Le sixième et nouveau film de Leos Carax, Annette, sort demain. Une comédie musicale écrite et composée par Sparks, duo explosif et toujours novateur qui explore son propre chemin depuis cinquante ans.
Qu’est-ce qui sépare l’homme de Sparks? Tout, ou presque. À commencer par se demander si Ron et Russell Mael sont bien réels, eux qui apparaissent en introduction d’Annette comme les fabricants de son univers factice, et que l’on retrouve plus tard dans les costumes de pilotes d’avion, telles deux forces intouchables qui ont le pouvoir de détourner leur récit comme bon leur semble.
Le duo a traversé un demi-siècle de musique, mais dans un espace-temps parallèle au nôtre. Aujourd’hui septuagénaires aux allures de dandys «new wave», les frères Sparks sont rarement cités parmi les meilleurs groupes de rock ou de musique électronique, mais font sans aucun doute partie des plus influents.
Avec sa réputation de «groupe préféré de votre groupe préféré», Sparks se définit par sa capacité à toujours être hors de toute convention normative en même temps qu’il est l’un des architectes de la musique de demain, le tout avec un rythme de travail vertigineux qui les a vus enregistrer pas moins de vingt-six albums dans leur carrière, sans qu’aucun ne se ressemble. Pour Giorgio Moroder, qui a produit leur album No. 1 in Heaven, Sparks pourrait incarner «le son du futur une seconde fois».
«Pour comprendre Sparks…»

━━━━━━━━━━━━━━━━━━━━

- _À produire_:
Traduisez en anglais cette phrase de l'article sur Sparks : « Le duo a traversé un demi-siècle de musique, mais dans un espace-temps parallèle au nôtre. »

- _Extrait de données_:
━━━━━━━━━━━━━━━━━━━━

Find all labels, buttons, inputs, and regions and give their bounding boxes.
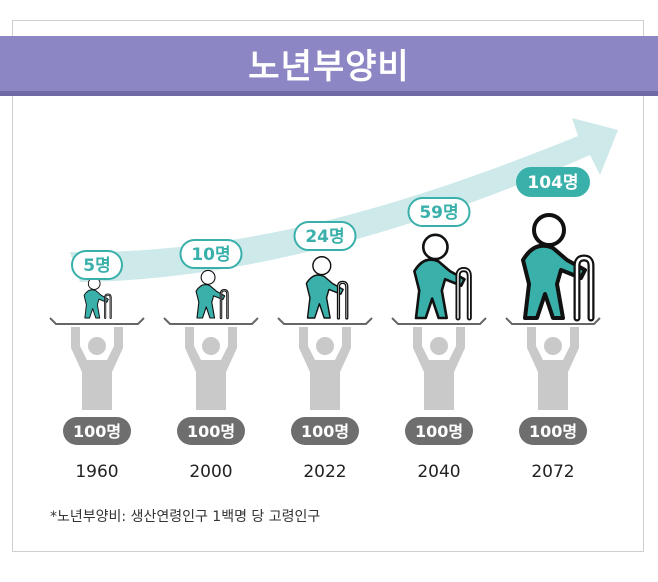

━━━━━━━━━━━━━━━━━━━━

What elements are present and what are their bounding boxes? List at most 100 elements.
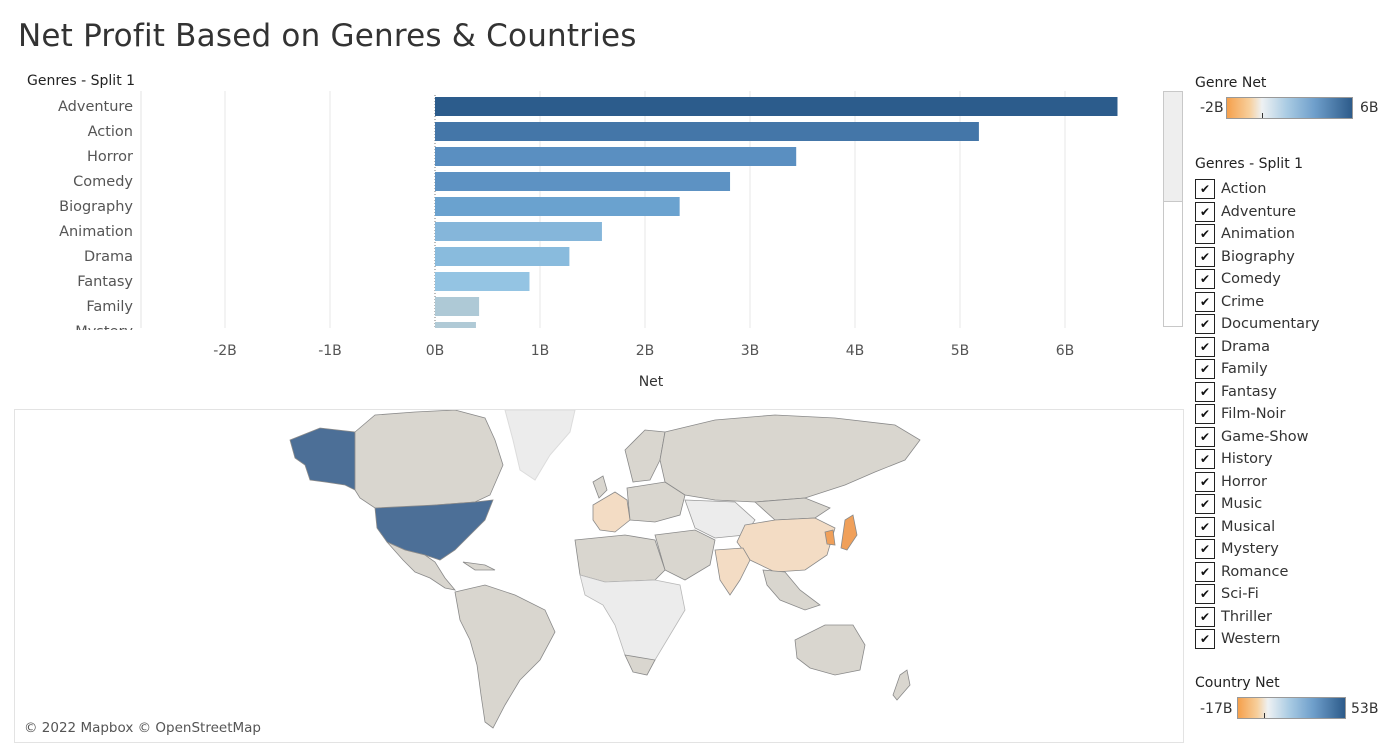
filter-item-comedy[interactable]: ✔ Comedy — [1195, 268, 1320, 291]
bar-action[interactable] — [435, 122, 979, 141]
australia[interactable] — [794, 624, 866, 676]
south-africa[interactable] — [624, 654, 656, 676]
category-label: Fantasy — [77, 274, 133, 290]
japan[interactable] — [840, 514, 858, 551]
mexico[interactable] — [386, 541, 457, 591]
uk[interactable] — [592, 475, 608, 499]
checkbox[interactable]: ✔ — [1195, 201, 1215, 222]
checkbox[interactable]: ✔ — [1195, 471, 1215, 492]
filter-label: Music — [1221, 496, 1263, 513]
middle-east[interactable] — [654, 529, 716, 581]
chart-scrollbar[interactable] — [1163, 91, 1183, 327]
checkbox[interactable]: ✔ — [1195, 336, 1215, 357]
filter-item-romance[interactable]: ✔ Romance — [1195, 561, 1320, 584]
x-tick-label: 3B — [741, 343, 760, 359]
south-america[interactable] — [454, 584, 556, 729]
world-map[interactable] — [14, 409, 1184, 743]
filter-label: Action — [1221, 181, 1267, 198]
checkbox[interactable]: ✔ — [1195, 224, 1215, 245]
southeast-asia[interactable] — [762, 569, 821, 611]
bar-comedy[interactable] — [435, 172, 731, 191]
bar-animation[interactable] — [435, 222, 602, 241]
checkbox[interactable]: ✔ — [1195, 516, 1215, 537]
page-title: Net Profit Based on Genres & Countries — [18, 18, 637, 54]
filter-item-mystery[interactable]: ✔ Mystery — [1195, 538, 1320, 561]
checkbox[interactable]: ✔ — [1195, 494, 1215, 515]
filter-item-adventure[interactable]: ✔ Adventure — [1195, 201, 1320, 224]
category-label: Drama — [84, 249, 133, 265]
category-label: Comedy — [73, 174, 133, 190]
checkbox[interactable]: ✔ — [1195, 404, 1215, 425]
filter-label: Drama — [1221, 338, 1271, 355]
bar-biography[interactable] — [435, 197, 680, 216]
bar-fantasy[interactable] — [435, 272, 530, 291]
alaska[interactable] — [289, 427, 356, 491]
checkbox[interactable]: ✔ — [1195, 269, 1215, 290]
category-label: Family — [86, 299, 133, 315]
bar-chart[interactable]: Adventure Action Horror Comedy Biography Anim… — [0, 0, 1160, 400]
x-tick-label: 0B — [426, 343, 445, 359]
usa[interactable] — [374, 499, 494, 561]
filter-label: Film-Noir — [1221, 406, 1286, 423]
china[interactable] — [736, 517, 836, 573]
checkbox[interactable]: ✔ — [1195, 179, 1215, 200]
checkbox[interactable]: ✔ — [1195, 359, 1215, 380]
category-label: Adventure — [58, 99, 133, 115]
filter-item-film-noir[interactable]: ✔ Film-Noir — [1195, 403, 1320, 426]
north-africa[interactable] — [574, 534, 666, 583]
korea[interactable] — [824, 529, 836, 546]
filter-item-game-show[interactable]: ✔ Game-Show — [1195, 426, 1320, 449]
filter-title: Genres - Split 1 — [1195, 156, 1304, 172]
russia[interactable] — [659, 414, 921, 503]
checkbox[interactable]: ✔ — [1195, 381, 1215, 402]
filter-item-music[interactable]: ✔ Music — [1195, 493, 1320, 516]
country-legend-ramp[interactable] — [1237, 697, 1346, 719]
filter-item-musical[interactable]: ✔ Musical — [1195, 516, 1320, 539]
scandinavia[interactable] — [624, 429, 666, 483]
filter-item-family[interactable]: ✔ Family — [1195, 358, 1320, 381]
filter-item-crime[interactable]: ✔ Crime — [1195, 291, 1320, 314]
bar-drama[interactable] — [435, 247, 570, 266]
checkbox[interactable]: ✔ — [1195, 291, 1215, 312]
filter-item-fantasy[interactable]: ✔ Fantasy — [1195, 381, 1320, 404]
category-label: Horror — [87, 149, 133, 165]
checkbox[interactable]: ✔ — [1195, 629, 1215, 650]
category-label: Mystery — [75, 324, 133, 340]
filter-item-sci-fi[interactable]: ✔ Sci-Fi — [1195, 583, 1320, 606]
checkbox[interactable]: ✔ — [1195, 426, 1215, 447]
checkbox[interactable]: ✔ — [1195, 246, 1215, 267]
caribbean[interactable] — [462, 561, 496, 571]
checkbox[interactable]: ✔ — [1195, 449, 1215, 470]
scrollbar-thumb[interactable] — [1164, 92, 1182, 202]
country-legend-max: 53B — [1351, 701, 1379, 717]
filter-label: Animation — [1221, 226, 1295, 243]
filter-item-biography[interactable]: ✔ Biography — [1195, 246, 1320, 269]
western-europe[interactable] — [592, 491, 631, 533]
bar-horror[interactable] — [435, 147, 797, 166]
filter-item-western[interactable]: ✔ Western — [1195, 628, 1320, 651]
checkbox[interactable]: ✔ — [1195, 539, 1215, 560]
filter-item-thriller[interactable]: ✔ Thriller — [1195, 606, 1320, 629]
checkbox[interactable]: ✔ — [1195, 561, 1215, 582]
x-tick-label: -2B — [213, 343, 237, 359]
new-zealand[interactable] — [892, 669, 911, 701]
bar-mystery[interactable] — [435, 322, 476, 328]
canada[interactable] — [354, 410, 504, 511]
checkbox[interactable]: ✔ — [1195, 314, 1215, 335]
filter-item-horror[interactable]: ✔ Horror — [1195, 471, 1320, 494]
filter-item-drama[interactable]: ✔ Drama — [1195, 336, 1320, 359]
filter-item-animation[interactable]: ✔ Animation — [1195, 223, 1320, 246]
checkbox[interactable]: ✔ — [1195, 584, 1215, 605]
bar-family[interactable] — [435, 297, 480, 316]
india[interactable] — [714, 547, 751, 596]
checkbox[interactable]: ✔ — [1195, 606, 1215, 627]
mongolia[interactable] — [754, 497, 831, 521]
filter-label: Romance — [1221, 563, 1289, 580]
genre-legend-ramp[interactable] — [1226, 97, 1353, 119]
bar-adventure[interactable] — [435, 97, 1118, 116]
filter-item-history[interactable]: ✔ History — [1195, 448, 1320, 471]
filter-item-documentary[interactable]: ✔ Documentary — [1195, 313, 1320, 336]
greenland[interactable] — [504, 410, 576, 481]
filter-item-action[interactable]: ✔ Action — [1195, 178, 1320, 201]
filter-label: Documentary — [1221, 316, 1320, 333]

━━━━━━━━━━━━━━━━━━━━

- _Bonne réponse_:
The duo has spanned half a century of music, but in a space-time parallel to ours.